• Your instructions
With the images removed, repeat the data below exactly.

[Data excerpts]
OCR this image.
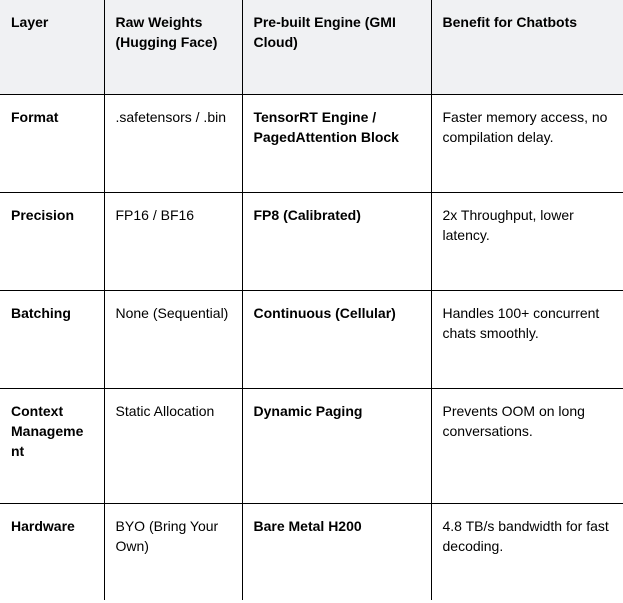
Layer	Raw Weights (Hugging Face)	Pre-built Engine (GMI Cloud)	Benefit for Chatbots
Format	.safetensors / .bin	TensorRT Engine / PagedAttention Block	Faster memory access, no compilation delay.
Precision	FP16 / BF16	FP8 (Calibrated)	2x Throughput, lower latency.
Batching	None (Sequential)	Continuous (Cellular)	Handles 100+ concurrent chats smoothly.
Context Manageme nt	Static Allocation	Dynamic Paging	Prevents OOM on long conversations.
Hardware	BYO (Bring Your Own)	Bare Metal H200	4.8 TB/s bandwidth for fast decoding.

• Final result
OCR this image.
Layer	Raw Weights (Hugging Face)	Pre-built Engine (GMI Cloud)	Benefit for Chatbots
Format	.safetensors / .bin	TensorRT Engine / PagedAttention Block	Faster memory access, no compilation delay.
Precision	FP16 / BF16	FP8 (Calibrated)	2x Throughput, lower latency.
Batching	None (Sequential)	Continuous (Cellular)	Handles 100+ concurrent chats smoothly.
Context Manageme nt	Static Allocation	Dynamic Paging	Prevents OOM on long conversations.
Hardware	BYO (Bring Your Own)	Bare Metal H200	4.8 TB/s bandwidth for fast decoding.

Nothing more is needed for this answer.